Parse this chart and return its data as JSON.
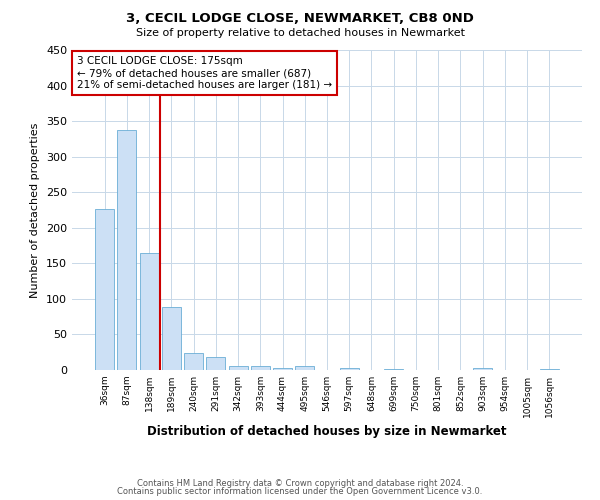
{
  "title": "3, CECIL LODGE CLOSE, NEWMARKET, CB8 0ND",
  "subtitle": "Size of property relative to detached houses in Newmarket",
  "xlabel": "Distribution of detached houses by size in Newmarket",
  "ylabel": "Number of detached properties",
  "bar_color": "#cce0f5",
  "bar_edge_color": "#6aaed6",
  "bin_labels": [
    "36sqm",
    "87sqm",
    "138sqm",
    "189sqm",
    "240sqm",
    "291sqm",
    "342sqm",
    "393sqm",
    "444sqm",
    "495sqm",
    "546sqm",
    "597sqm",
    "648sqm",
    "699sqm",
    "750sqm",
    "801sqm",
    "852sqm",
    "903sqm",
    "954sqm",
    "1005sqm",
    "1056sqm"
  ],
  "bar_values": [
    226,
    337,
    165,
    89,
    24,
    18,
    6,
    5,
    3,
    5,
    0,
    3,
    0,
    2,
    0,
    0,
    0,
    3,
    0,
    0,
    2
  ],
  "vline_color": "#cc0000",
  "ylim": [
    0,
    450
  ],
  "yticks": [
    0,
    50,
    100,
    150,
    200,
    250,
    300,
    350,
    400,
    450
  ],
  "annotation_title": "3 CECIL LODGE CLOSE: 175sqm",
  "annotation_line1": "← 79% of detached houses are smaller (687)",
  "annotation_line2": "21% of semi-detached houses are larger (181) →",
  "annotation_box_color": "#cc0000",
  "footer_line1": "Contains HM Land Registry data © Crown copyright and database right 2024.",
  "footer_line2": "Contains public sector information licensed under the Open Government Licence v3.0.",
  "background_color": "#ffffff",
  "grid_color": "#c8d8e8"
}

*Task requirements*:
Reproduce all the records verbatim, excluding images.

*Right answer*:
Parse this chart and return its data as JSON.
{
  "title": "3, CECIL LODGE CLOSE, NEWMARKET, CB8 0ND",
  "subtitle": "Size of property relative to detached houses in Newmarket",
  "xlabel": "Distribution of detached houses by size in Newmarket",
  "ylabel": "Number of detached properties",
  "bar_color": "#cce0f5",
  "bar_edge_color": "#6aaed6",
  "bin_labels": [
    "36sqm",
    "87sqm",
    "138sqm",
    "189sqm",
    "240sqm",
    "291sqm",
    "342sqm",
    "393sqm",
    "444sqm",
    "495sqm",
    "546sqm",
    "597sqm",
    "648sqm",
    "699sqm",
    "750sqm",
    "801sqm",
    "852sqm",
    "903sqm",
    "954sqm",
    "1005sqm",
    "1056sqm"
  ],
  "bar_values": [
    226,
    337,
    165,
    89,
    24,
    18,
    6,
    5,
    3,
    5,
    0,
    3,
    0,
    2,
    0,
    0,
    0,
    3,
    0,
    0,
    2
  ],
  "vline_color": "#cc0000",
  "ylim": [
    0,
    450
  ],
  "yticks": [
    0,
    50,
    100,
    150,
    200,
    250,
    300,
    350,
    400,
    450
  ],
  "annotation_title": "3 CECIL LODGE CLOSE: 175sqm",
  "annotation_line1": "← 79% of detached houses are smaller (687)",
  "annotation_line2": "21% of semi-detached houses are larger (181) →",
  "annotation_box_color": "#cc0000",
  "footer_line1": "Contains HM Land Registry data © Crown copyright and database right 2024.",
  "footer_line2": "Contains public sector information licensed under the Open Government Licence v3.0.",
  "background_color": "#ffffff",
  "grid_color": "#c8d8e8"
}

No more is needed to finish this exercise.